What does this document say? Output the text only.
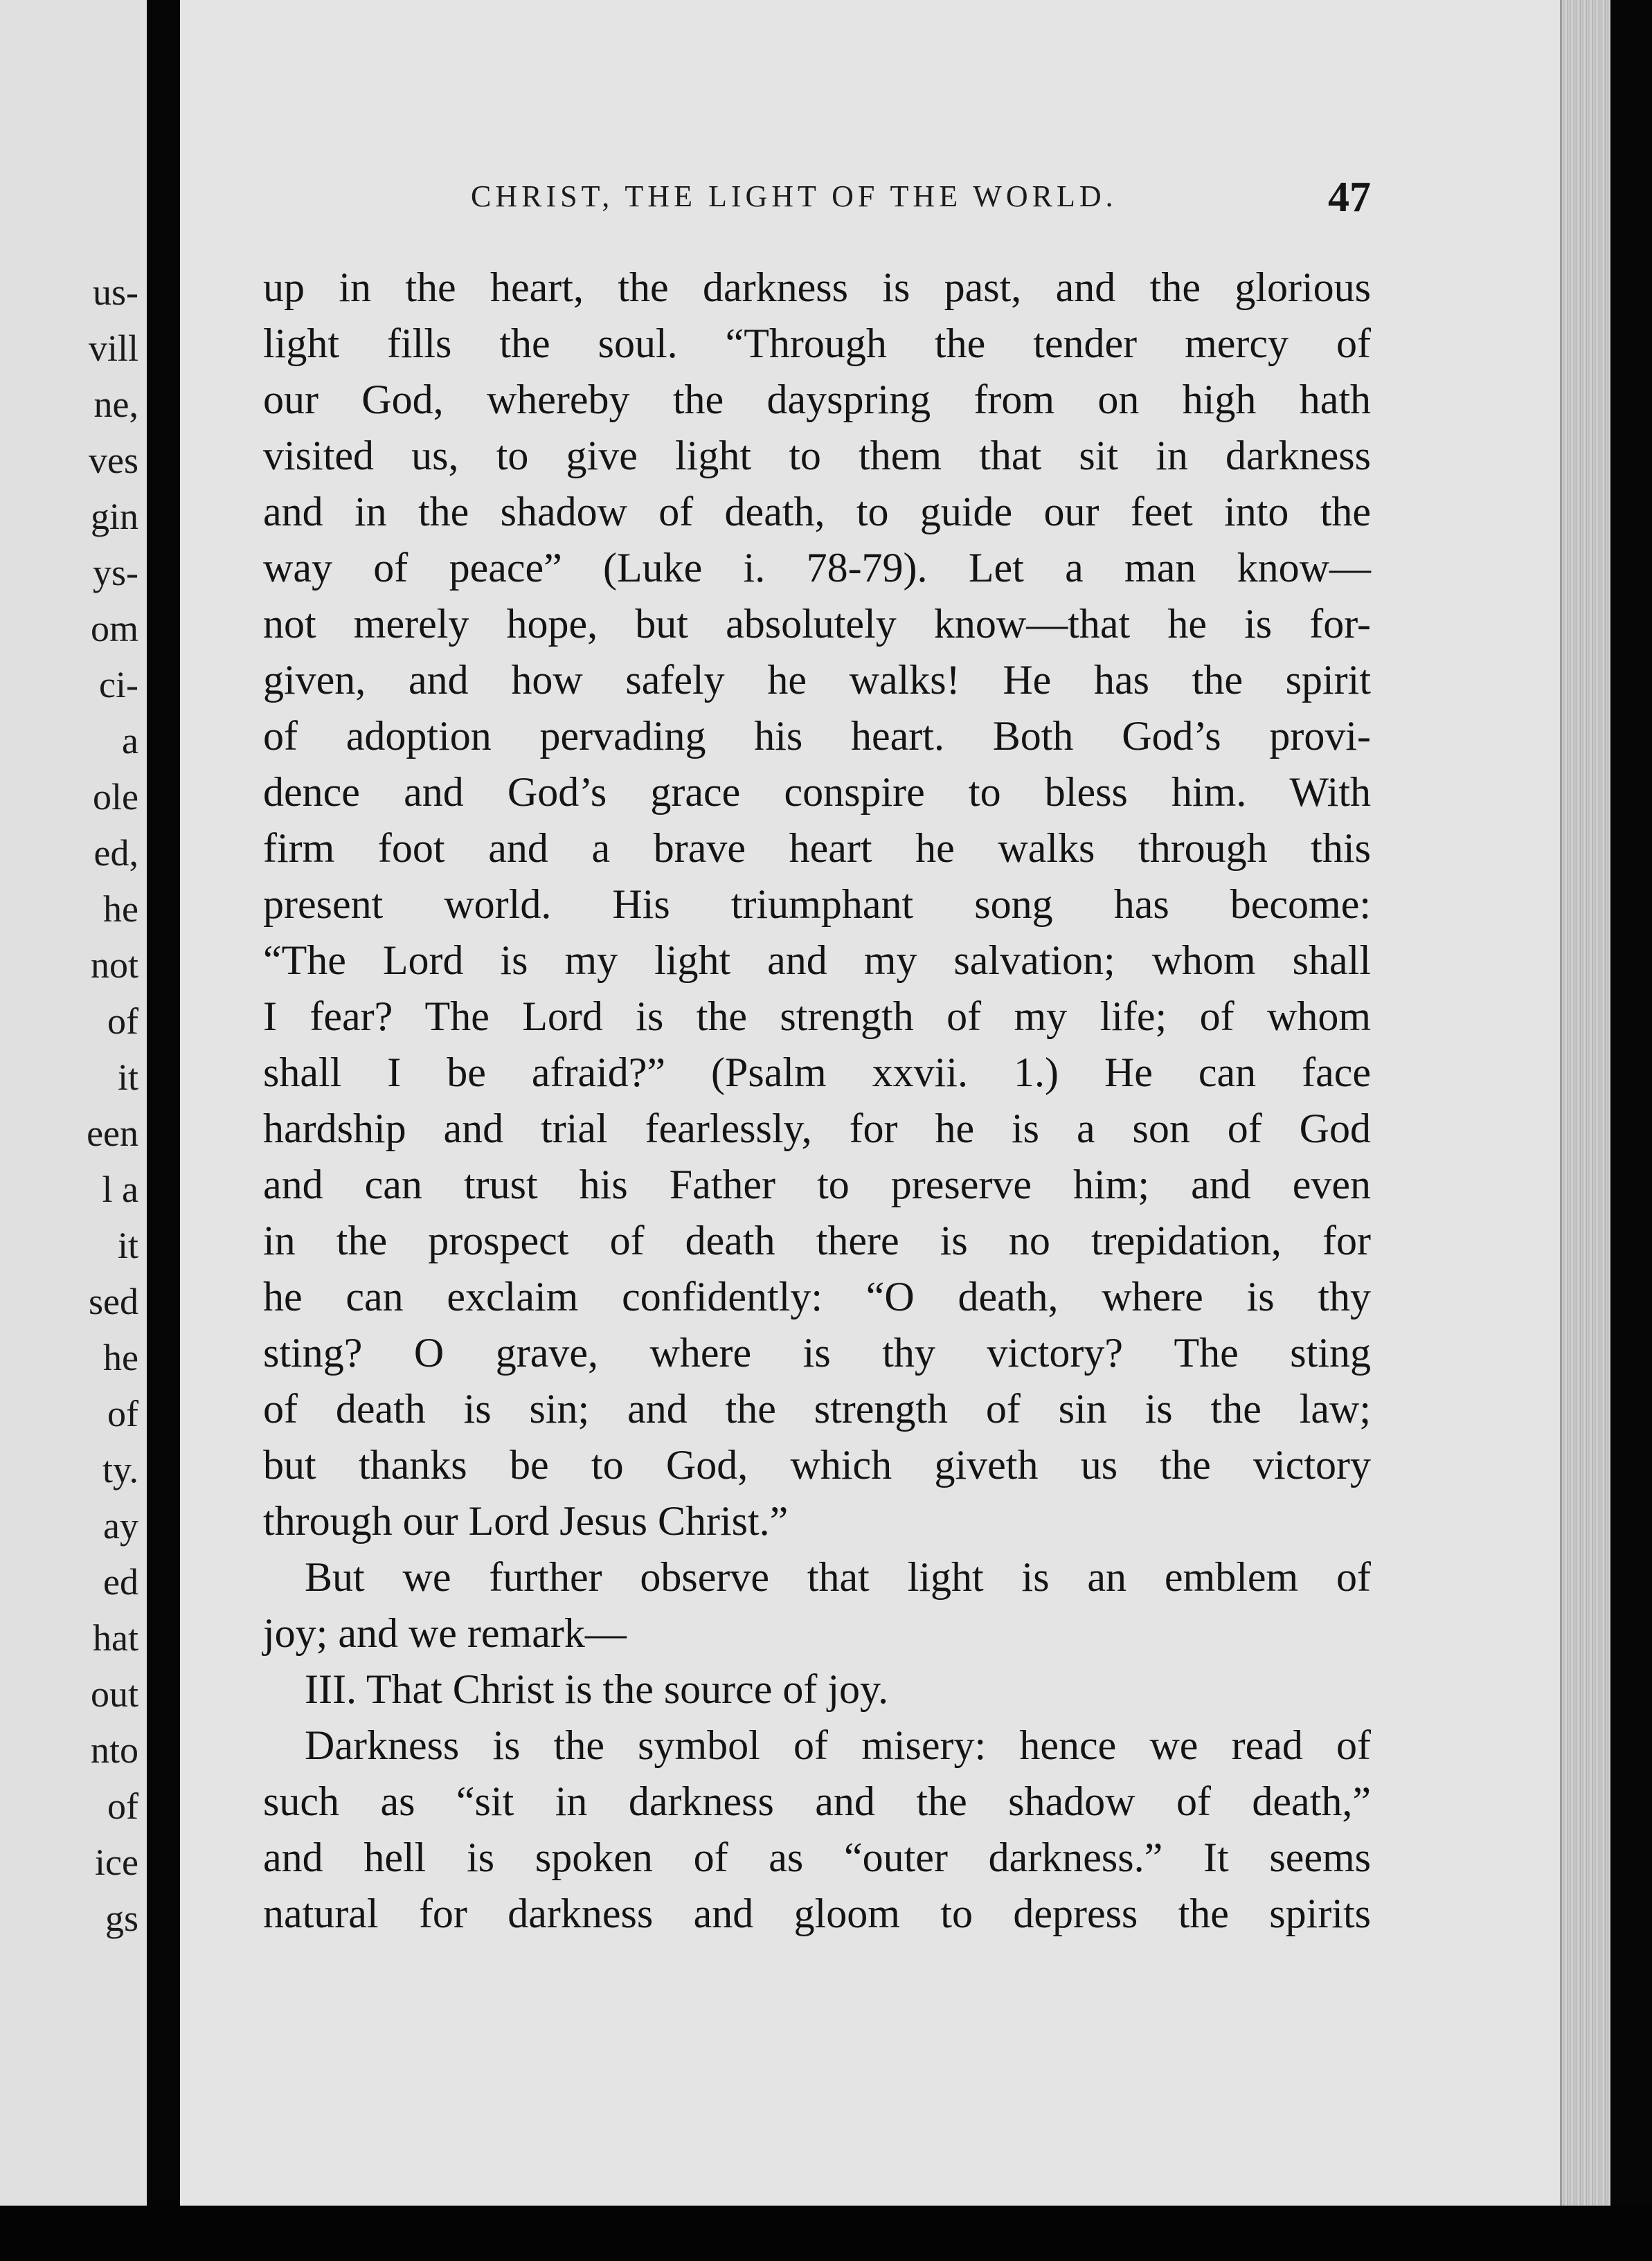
us-
vill
ne,
ves
gin
ys-
om
ci-
a
ole
ed,
he
not
of
it
een
l a
it
sed
he
of
ty.
ay
ed
hat
out
nto
of
ice
gs
CHRIST, THE LIGHT OF THE WORLD.	47
up in the heart, the darkness is past, and the glorious
light fills the soul. “Through the tender mercy of
our God, whereby the dayspring from on high hath
visited us, to give light to them that sit in darkness
and in the shadow of death, to guide our feet into the
way of peace” (Luke i. 78-79). Let a man know—
not merely hope, but absolutely know—that he is for-
given, and how safely he walks! He has the spirit
of adoption pervading his heart. Both God’s provi-
dence and God’s grace conspire to bless him. With
firm foot and a brave heart he walks through this
present world. His triumphant song has become:
“The Lord is my light and my salvation; whom shall
I fear? The Lord is the strength of my life; of whom
shall I be afraid?” (Psalm xxvii. 1.) He can face
hardship and trial fearlessly, for he is a son of God
and can trust his Father to preserve him; and even
in the prospect of death there is no trepidation, for
he can exclaim confidently: “O death, where is thy
sting? O grave, where is thy victory? The sting
of death is sin; and the strength of sin is the law;
but thanks be to God, which giveth us the victory
through our Lord Jesus Christ.”
But we further observe that light is an emblem of
joy; and we remark—
III. That Christ is the source of joy.
Darkness is the symbol of misery: hence we read of
such as “sit in darkness and the shadow of death,”
and hell is spoken of as “outer darkness.” It seems
natural for darkness and gloom to depress the spirits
· · ·
§ STATED GOAL
Looking at the records above, work out how many lines include the word "know", then give that number by itself.

§ WORKED ANSWER
2